==== Excerpted data ====

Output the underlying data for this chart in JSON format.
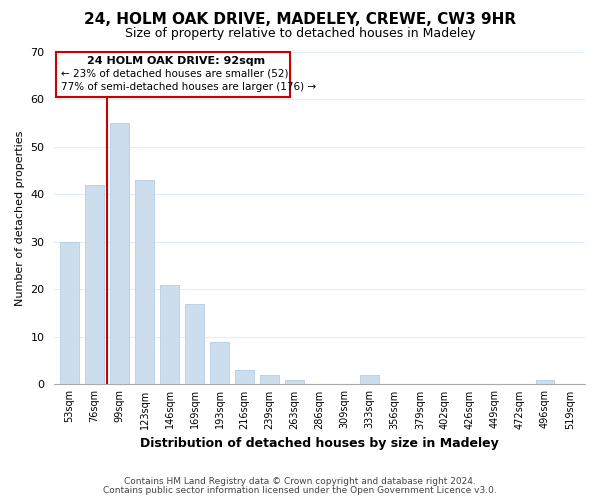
{
  "title": "24, HOLM OAK DRIVE, MADELEY, CREWE, CW3 9HR",
  "subtitle": "Size of property relative to detached houses in Madeley",
  "xlabel": "Distribution of detached houses by size in Madeley",
  "ylabel": "Number of detached properties",
  "bar_labels": [
    "53sqm",
    "76sqm",
    "99sqm",
    "123sqm",
    "146sqm",
    "169sqm",
    "193sqm",
    "216sqm",
    "239sqm",
    "263sqm",
    "286sqm",
    "309sqm",
    "333sqm",
    "356sqm",
    "379sqm",
    "402sqm",
    "426sqm",
    "449sqm",
    "472sqm",
    "496sqm",
    "519sqm"
  ],
  "bar_values": [
    30,
    42,
    55,
    43,
    21,
    17,
    9,
    3,
    2,
    1,
    0,
    0,
    2,
    0,
    0,
    0,
    0,
    0,
    0,
    1,
    0
  ],
  "bar_color": "#ccdeed",
  "bar_edge_color": "#aac8e0",
  "highlight_color": "#cc0000",
  "highlight_index": 2,
  "ylim": [
    0,
    70
  ],
  "yticks": [
    0,
    10,
    20,
    30,
    40,
    50,
    60,
    70
  ],
  "annotation_title": "24 HOLM OAK DRIVE: 92sqm",
  "annotation_line1": "← 23% of detached houses are smaller (52)",
  "annotation_line2": "77% of semi-detached houses are larger (176) →",
  "annotation_box_color": "#ffffff",
  "annotation_box_edge": "#cc0000",
  "footer_line1": "Contains HM Land Registry data © Crown copyright and database right 2024.",
  "footer_line2": "Contains public sector information licensed under the Open Government Licence v3.0.",
  "bg_color": "#ffffff",
  "plot_bg_color": "#ffffff",
  "grid_color": "#ddeeff"
}
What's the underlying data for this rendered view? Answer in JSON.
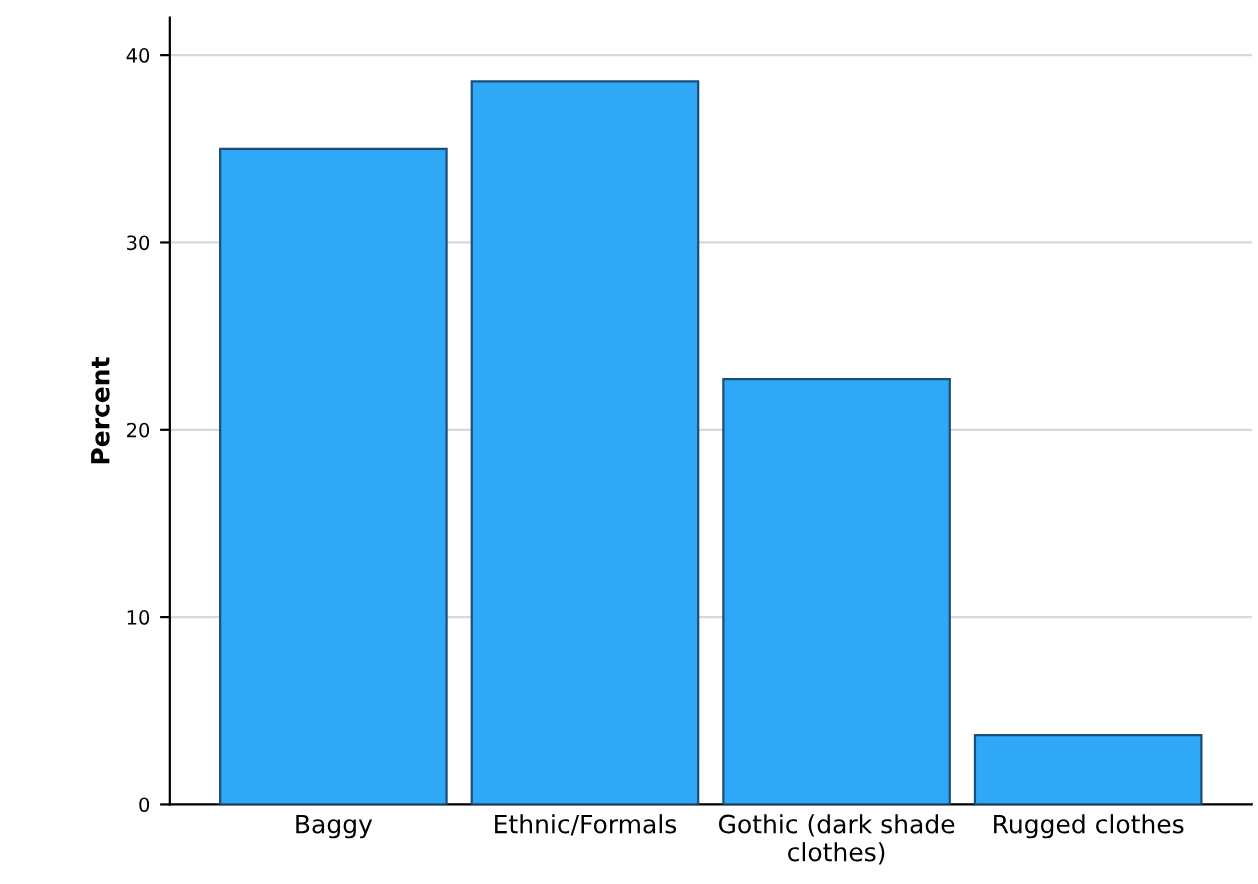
{
  "chart_data": {
    "type": "bar",
    "ylabel": "Percent",
    "categories": [
      "Baggy",
      "Ethnic/Formals",
      "Gothic (dark shade\nclothes)",
      "Rugged clothes"
    ],
    "values": [
      35.0,
      38.6,
      22.7,
      3.7
    ],
    "color": "#2fa9f7",
    "ylim": [
      0,
      42
    ],
    "yticks": [
      0,
      10,
      20,
      30,
      40
    ],
    "grid": "y",
    "legend": false
  }
}
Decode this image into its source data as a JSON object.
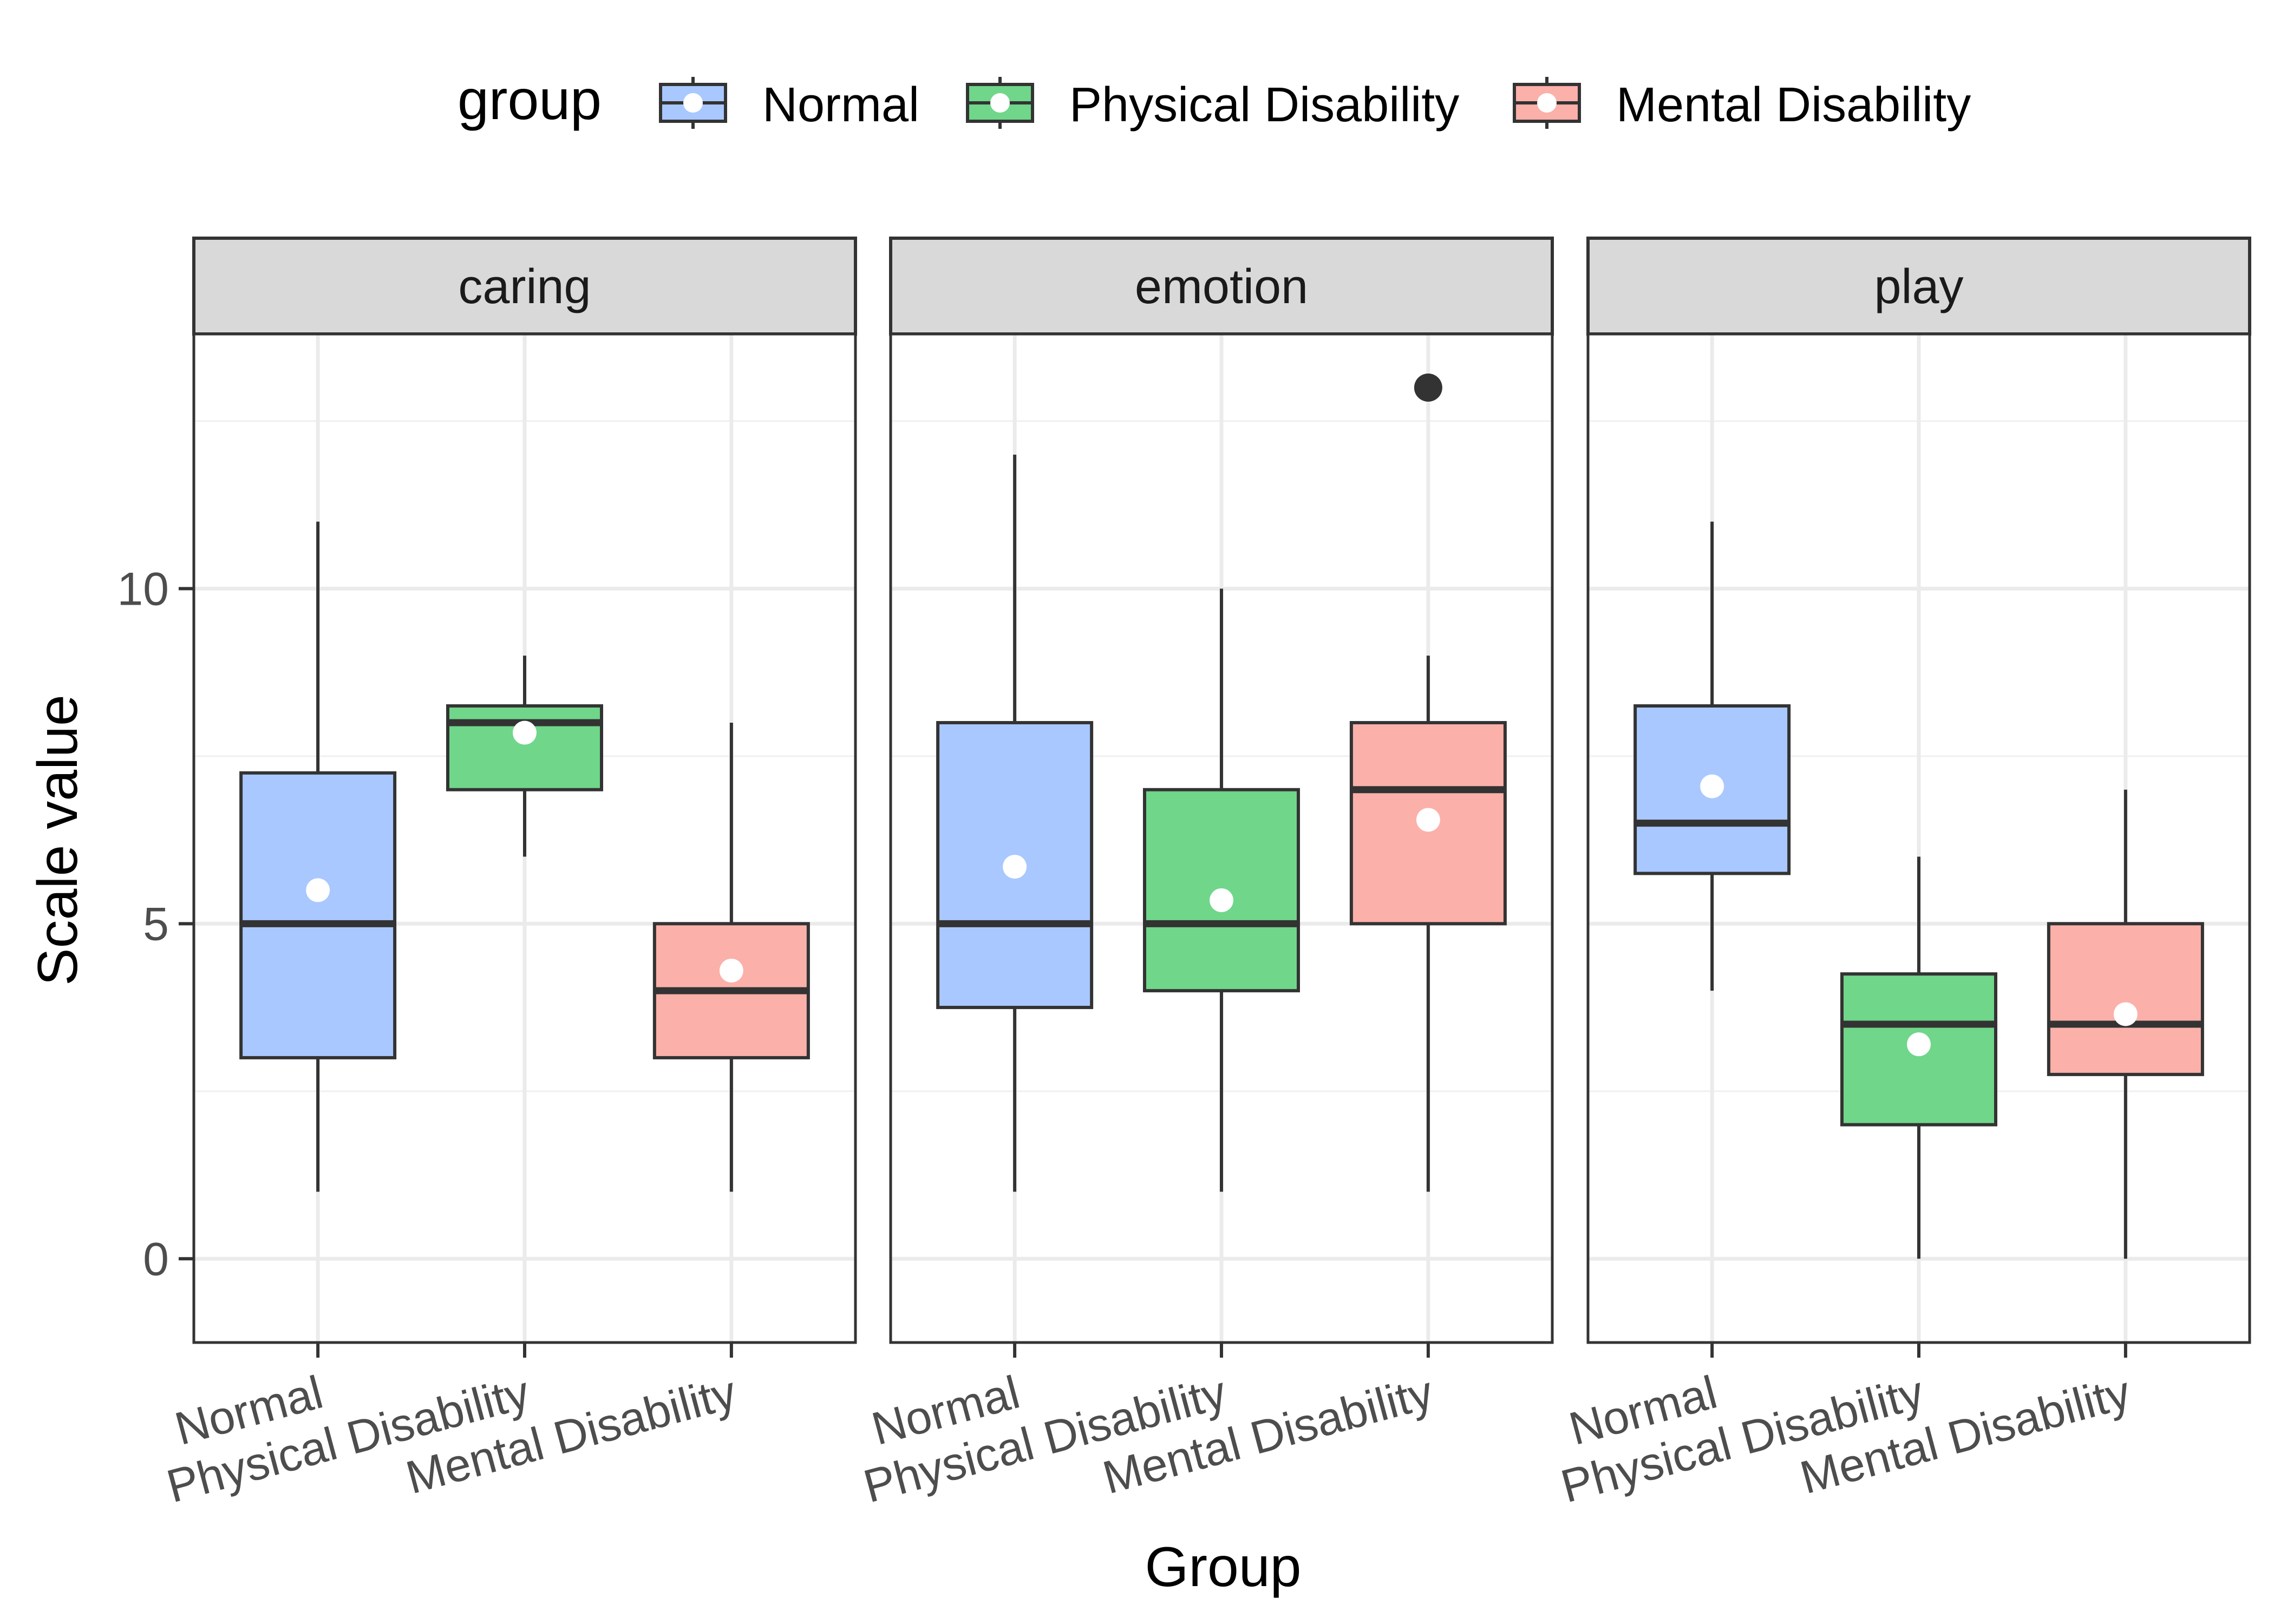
{
  "chart_data": {
    "type": "boxplot",
    "xlabel": "Group",
    "ylabel": "Scale value",
    "ylim": [
      -1.25,
      13.8
    ],
    "yticks": [
      0,
      5,
      10
    ],
    "grid": true,
    "legend": {
      "title": "group",
      "position": "top",
      "entries": [
        {
          "label": "Normal",
          "color": "#a9c8ff"
        },
        {
          "label": "Physical Disability",
          "color": "#6fd68a"
        },
        {
          "label": "Mental Disability",
          "color": "#fbb0aa"
        }
      ]
    },
    "categories": [
      "Normal",
      "Physical Disability",
      "Mental Disability"
    ],
    "panels": [
      {
        "facet": "caring",
        "boxes": [
          {
            "group": "Normal",
            "min": 1,
            "q1": 3,
            "median": 5,
            "q3": 7.25,
            "max": 11,
            "mean": 5.5,
            "outliers": []
          },
          {
            "group": "Physical Disability",
            "min": 6,
            "q1": 7,
            "median": 8,
            "q3": 8.25,
            "max": 9,
            "mean": 7.85,
            "outliers": []
          },
          {
            "group": "Mental Disability",
            "min": 1,
            "q1": 3,
            "median": 4,
            "q3": 5,
            "max": 8,
            "mean": 4.3,
            "outliers": []
          }
        ]
      },
      {
        "facet": "emotion",
        "boxes": [
          {
            "group": "Normal",
            "min": 1,
            "q1": 3.75,
            "median": 5,
            "q3": 8,
            "max": 12,
            "mean": 5.85,
            "outliers": []
          },
          {
            "group": "Physical Disability",
            "min": 1,
            "q1": 4,
            "median": 5,
            "q3": 7,
            "max": 10,
            "mean": 5.35,
            "outliers": []
          },
          {
            "group": "Mental Disability",
            "min": 1,
            "q1": 5,
            "median": 7,
            "q3": 8,
            "max": 9,
            "mean": 6.55,
            "outliers": [
              13
            ]
          }
        ]
      },
      {
        "facet": "play",
        "boxes": [
          {
            "group": "Normal",
            "min": 4,
            "q1": 5.75,
            "median": 6.5,
            "q3": 8.25,
            "max": 11,
            "mean": 7.05,
            "outliers": []
          },
          {
            "group": "Physical Disability",
            "min": 0,
            "q1": 2,
            "median": 3.5,
            "q3": 4.25,
            "max": 6,
            "mean": 3.2,
            "outliers": []
          },
          {
            "group": "Mental Disability",
            "min": 0,
            "q1": 2.75,
            "median": 3.5,
            "q3": 5,
            "max": 7,
            "mean": 3.65,
            "outliers": []
          }
        ]
      }
    ]
  }
}
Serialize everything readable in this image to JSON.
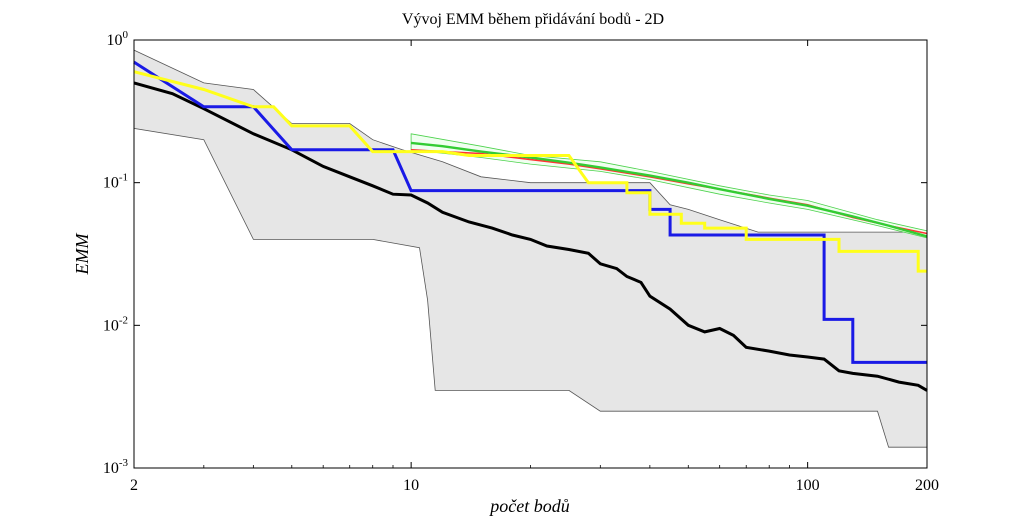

====

Pick out every line above that holds the word "ylabel" and copy it.

  "ylabel": "Number of detached properties",
    "ylabel": "Percent",
    "ylabel": "Scale value",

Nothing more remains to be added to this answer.